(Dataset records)
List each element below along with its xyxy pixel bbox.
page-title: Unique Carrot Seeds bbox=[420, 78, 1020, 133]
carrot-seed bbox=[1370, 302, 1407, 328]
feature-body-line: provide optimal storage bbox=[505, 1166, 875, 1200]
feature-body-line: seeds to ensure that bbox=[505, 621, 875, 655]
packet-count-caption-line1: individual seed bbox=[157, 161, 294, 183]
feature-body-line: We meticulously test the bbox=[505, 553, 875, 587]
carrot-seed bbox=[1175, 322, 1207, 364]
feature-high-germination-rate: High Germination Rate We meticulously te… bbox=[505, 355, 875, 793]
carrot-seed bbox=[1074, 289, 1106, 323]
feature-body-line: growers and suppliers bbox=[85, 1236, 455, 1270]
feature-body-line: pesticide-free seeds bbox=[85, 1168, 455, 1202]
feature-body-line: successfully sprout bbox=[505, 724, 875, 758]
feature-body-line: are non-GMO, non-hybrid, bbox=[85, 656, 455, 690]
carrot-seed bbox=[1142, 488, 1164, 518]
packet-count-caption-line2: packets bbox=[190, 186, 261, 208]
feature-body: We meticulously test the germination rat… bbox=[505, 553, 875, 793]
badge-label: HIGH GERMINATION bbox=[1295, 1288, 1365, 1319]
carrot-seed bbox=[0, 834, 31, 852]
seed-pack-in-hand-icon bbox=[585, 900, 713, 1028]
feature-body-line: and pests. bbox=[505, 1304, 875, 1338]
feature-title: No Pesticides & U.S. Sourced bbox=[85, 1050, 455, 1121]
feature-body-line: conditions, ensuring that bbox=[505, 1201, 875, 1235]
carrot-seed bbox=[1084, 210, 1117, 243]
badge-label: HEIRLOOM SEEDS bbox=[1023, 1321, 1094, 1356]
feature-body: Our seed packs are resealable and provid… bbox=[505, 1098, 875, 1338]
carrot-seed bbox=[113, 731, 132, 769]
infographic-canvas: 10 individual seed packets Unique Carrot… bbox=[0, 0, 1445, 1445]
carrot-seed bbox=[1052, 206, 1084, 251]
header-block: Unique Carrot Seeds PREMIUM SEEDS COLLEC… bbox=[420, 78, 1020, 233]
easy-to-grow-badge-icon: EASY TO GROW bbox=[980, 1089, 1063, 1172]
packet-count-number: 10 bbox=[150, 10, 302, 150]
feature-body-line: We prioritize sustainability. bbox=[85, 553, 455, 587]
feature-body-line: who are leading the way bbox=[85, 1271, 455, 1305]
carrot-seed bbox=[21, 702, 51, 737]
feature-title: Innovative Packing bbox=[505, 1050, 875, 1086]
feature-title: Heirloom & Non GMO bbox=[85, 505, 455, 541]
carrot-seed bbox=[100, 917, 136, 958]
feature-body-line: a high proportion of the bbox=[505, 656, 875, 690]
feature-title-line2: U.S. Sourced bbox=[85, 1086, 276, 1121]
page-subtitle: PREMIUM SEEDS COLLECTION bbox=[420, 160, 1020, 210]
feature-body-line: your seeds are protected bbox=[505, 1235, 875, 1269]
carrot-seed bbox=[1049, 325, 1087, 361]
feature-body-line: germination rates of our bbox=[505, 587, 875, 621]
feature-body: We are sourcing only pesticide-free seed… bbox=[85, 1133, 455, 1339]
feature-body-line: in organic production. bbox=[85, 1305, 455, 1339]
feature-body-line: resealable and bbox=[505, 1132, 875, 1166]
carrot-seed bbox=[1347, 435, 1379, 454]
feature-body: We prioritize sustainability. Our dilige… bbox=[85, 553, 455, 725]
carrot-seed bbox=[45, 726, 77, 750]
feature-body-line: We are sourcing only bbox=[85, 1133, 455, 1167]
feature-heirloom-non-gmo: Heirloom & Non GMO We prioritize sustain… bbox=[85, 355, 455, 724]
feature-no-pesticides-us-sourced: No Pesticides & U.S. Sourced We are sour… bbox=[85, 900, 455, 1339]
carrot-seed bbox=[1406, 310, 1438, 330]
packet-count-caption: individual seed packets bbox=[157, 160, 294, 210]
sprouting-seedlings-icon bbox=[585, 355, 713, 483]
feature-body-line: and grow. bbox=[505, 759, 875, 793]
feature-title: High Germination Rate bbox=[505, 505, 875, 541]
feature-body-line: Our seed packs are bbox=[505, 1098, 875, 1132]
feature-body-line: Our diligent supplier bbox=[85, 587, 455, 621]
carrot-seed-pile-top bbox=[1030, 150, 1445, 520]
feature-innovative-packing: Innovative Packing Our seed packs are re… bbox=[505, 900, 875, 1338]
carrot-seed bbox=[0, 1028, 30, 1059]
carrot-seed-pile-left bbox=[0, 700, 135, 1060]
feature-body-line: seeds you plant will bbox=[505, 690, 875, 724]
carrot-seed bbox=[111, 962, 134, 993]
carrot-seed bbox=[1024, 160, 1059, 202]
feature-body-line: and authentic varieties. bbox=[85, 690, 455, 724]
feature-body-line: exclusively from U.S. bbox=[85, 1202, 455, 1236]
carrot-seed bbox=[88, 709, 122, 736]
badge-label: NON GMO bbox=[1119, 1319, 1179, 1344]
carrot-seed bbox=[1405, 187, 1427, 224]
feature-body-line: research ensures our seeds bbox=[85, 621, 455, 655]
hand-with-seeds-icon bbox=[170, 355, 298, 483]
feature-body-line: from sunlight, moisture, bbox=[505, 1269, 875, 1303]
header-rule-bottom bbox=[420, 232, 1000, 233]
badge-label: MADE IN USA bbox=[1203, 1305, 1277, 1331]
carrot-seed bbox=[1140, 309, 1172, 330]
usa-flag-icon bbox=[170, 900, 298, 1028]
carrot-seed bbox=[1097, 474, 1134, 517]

* [REQUIRED WORK]:
Could you convert every line of the material above into a JSON list of strings, one string per line and no entries for blank lines?

* [FINISHED EXERCISE]:
[
  "List each element below along with its xyxy pixel bbox.",
  "page-title: Unique Carrot Seeds bbox=[420, 78, 1020, 133]",
  "carrot-seed bbox=[1370, 302, 1407, 328]",
  "feature-body-line: provide optimal storage bbox=[505, 1166, 875, 1200]",
  "feature-body-line: seeds to ensure that bbox=[505, 621, 875, 655]",
  "packet-count-caption-line1: individual seed bbox=[157, 161, 294, 183]",
  "feature-body-line: We meticulously test the bbox=[505, 553, 875, 587]",
  "carrot-seed bbox=[1175, 322, 1207, 364]",
  "feature-high-germination-rate: High Germination Rate We meticulously te… bbox=[505, 355, 875, 793]",
  "carrot-seed bbox=[1074, 289, 1106, 323]",
  "feature-body-line: growers and suppliers bbox=[85, 1236, 455, 1270]",
  "feature-body-line: pesticide-free seeds bbox=[85, 1168, 455, 1202]",
  "feature-body-line: successfully sprout bbox=[505, 724, 875, 758]",
  "feature-body-line: are non-GMO, non-hybrid, bbox=[85, 656, 455, 690]",
  "carrot-seed bbox=[1142, 488, 1164, 518]",
  "packet-count-caption-line2: packets bbox=[190, 186, 261, 208]",
  "feature-body: We meticulously test the germination rat… bbox=[505, 553, 875, 793]",
  "badge-label: HIGH GERMINATION bbox=[1295, 1288, 1365, 1319]",
  "carrot-seed bbox=[0, 834, 31, 852]",
  "seed-pack-in-hand-icon bbox=[585, 900, 713, 1028]",
  "feature-body-line: and pests. bbox=[505, 1304, 875, 1338]",
  "feature-title: No Pesticides & U.S. Sourced bbox=[85, 1050, 455, 1121]",
  "feature-body-line: conditions, ensuring that bbox=[505, 1201, 875, 1235]",
  "carrot-seed bbox=[1084, 210, 1117, 243]",
  "badge-label: HEIRLOOM SEEDS bbox=[1023, 1321, 1094, 1356]",
  "feature-body: Our seed packs are resealable and provid… bbox=[505, 1098, 875, 1338]",
  "carrot-seed bbox=[113, 731, 132, 769]",
  "infographic-canvas: 10 individual seed packets Unique Carrot… bbox=[0, 0, 1445, 1445]",
  "carrot-seed bbox=[1052, 206, 1084, 251]",
  "header-block: Unique Carrot Seeds PREMIUM SEEDS COLLEC… bbox=[420, 78, 1020, 233]",
  "easy-to-grow-badge-icon: EASY TO GROW bbox=[980, 1089, 1063, 1172]",
  "packet-count-number: 10 bbox=[150, 10, 302, 150]",
  "feature-body-line: We prioritize sustainability. bbox=[85, 553, 455, 587]",
  "feature-body-line: who are leading the way bbox=[85, 1271, 455, 1305]",
  "carrot-seed bbox=[21, 702, 51, 737]",
  "feature-title: Innovative Packing bbox=[505, 1050, 875, 1086]",
  "feature-title: Heirloom & Non GMO bbox=[85, 505, 455, 541]",
  "carrot-seed bbox=[100, 917, 136, 958]",
  "feature-body-line: a high proportion of the bbox=[505, 656, 875, 690]",
  "feature-title-line2: U.S. Sourced bbox=[85, 1086, 276, 1121]",
  "page-subtitle: PREMIUM SEEDS COLLECTION bbox=[420, 160, 1020, 210]",
  "feature-body-line: your seeds are protected bbox=[505, 1235, 875, 1269]",
  "carrot-seed bbox=[1049, 325, 1087, 361]",
  "feature-body-line: germination rates of our bbox=[505, 587, 875, 621]",
  "feature-body: We are sourcing only pesticide-free seed… bbox=[85, 1133, 455, 1339]",
  "feature-body-line: in organic production. bbox=[85, 1305, 455, 1339]",
  "feature-body-line: resealable and bbox=[505, 1132, 875, 1166]",
  "carrot-seed bbox=[1347, 435, 1379, 454]",
  "feature-body: We prioritize sustainability. Our dilige… bbox=[85, 553, 455, 725]",
  "carrot-seed bbox=[45, 726, 77, 750]",
  "feature-body-line: We are sourcing only bbox=[85, 1133, 455, 1167]",
  "feature-heirloom-non-gmo: Heirloom & Non GMO We prioritize sustain… bbox=[85, 355, 455, 724]",
  "feature-no-pesticides-us-sourced: No Pesticides & U.S. Sourced We are sour… bbox=[85, 900, 455, 1339]",
  "carrot-seed bbox=[1406, 310, 1438, 330]",
  "packet-count-caption: individual seed packets bbox=[157, 160, 294, 210]",
  "sprouting-seedlings-icon bbox=[585, 355, 713, 483]",
  "feature-body-line: and grow. bbox=[505, 759, 875, 793]",
  "feature-title: High Germination Rate bbox=[505, 505, 875, 541]",
  "feature-body-line: Our seed packs are bbox=[505, 1098, 875, 1132]",
  "feature-body-line: Our diligent supplier bbox=[85, 587, 455, 621]",
  "carrot-seed-pile-top bbox=[1030, 150, 1445, 520]",
  "feature-innovative-packing: Innovative Packing Our seed packs are re… bbox=[505, 900, 875, 1338]",
  "carrot-seed bbox=[0, 1028, 30, 1059]",
  "carrot-seed-pile-left bbox=[0, 700, 135, 1060]",
  "feature-body-line: seeds you plant will bbox=[505, 690, 875, 724]",
  "carrot-seed bbox=[111, 962, 134, 993]",
  "carrot-seed bbox=[1024, 160, 1059, 202]",
  "feature-body-line: and authentic varieties. bbox=[85, 690, 455, 724]",
  "feature-body-line: exclusively from U.S. bbox=[85, 1202, 455, 1236]",
  "carrot-seed bbox=[88, 709, 122, 736]",
  "badge-label: NON GMO bbox=[1119, 1319, 1179, 1344]",
  "carrot-seed bbox=[1405, 187, 1427, 224]",
  "feature-body-line: research ensures our seeds bbox=[85, 621, 455, 655]",
  "hand-with-seeds-icon bbox=[170, 355, 298, 483]",
  "feature-body-line: from sunlight, moisture, bbox=[505, 1269, 875, 1303]",
  "header-rule-bottom bbox=[420, 232, 1000, 233]",
  "badge-label: MADE IN USA bbox=[1203, 1305, 1277, 1331]",
  "carrot-seed bbox=[1140, 309, 1172, 330]",
  "usa-flag-icon bbox=[170, 900, 298, 1028]",
  "carrot-seed bbox=[1097, 474, 1134, 517]"
]